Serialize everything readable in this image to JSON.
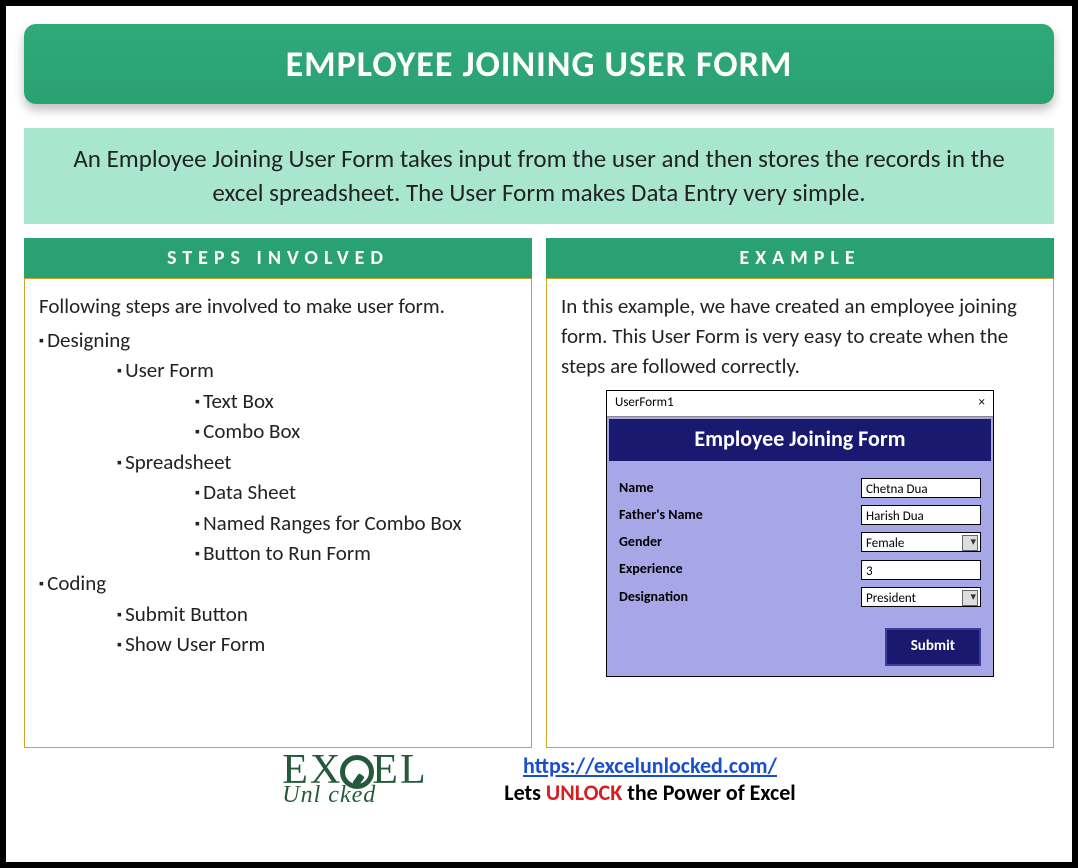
{
  "title": "EMPLOYEE JOINING USER FORM",
  "description": "An Employee Joining User Form takes input from the user and then stores the records in the excel spreadsheet. The User Form makes Data Entry very simple.",
  "left": {
    "heading": "STEPS INVOLVED",
    "intro": "Following steps are involved to make user form.",
    "items": {
      "designing": "Designing",
      "userform": "User Form",
      "textbox": "Text Box",
      "combobox": "Combo Box",
      "spreadsheet": "Spreadsheet",
      "datasheet": "Data Sheet",
      "namedranges": "Named Ranges for Combo Box",
      "buttonrun": "Button to Run Form",
      "coding": "Coding",
      "submitbtn": "Submit Button",
      "showuf": "Show User Form"
    }
  },
  "right": {
    "heading": "EXAMPLE",
    "intro": "In this example, we have created an employee joining form. This User Form is very easy to create when the steps are followed correctly."
  },
  "userform": {
    "window_title": "UserForm1",
    "close": "×",
    "heading": "Employee Joining Form",
    "labels": {
      "name": "Name",
      "father": "Father's Name",
      "gender": "Gender",
      "exp": "Experience",
      "desig": "Designation"
    },
    "values": {
      "name": "Chetna Dua",
      "father": "Harish Dua",
      "gender": "Female",
      "exp": "3",
      "desig": "President"
    },
    "submit": "Submit"
  },
  "footer": {
    "logo_top": "EX",
    "logo_top2": "EL",
    "logo_bottom": "Unl   cked",
    "url": "https://excelunlocked.com/",
    "tag_pre": "Lets ",
    "tag_unlock": "UNLOCK",
    "tag_post": " the Power of Excel"
  }
}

————

▶ The exercise
Look through the entries above for the word "this". Copy every line where it shows up.

▶ Correct result
Serialize everything readable in this image to JSON.
    "intro": "In this example, we have created an employee joining form. This User Form is very easy to create when the steps are followed correctly."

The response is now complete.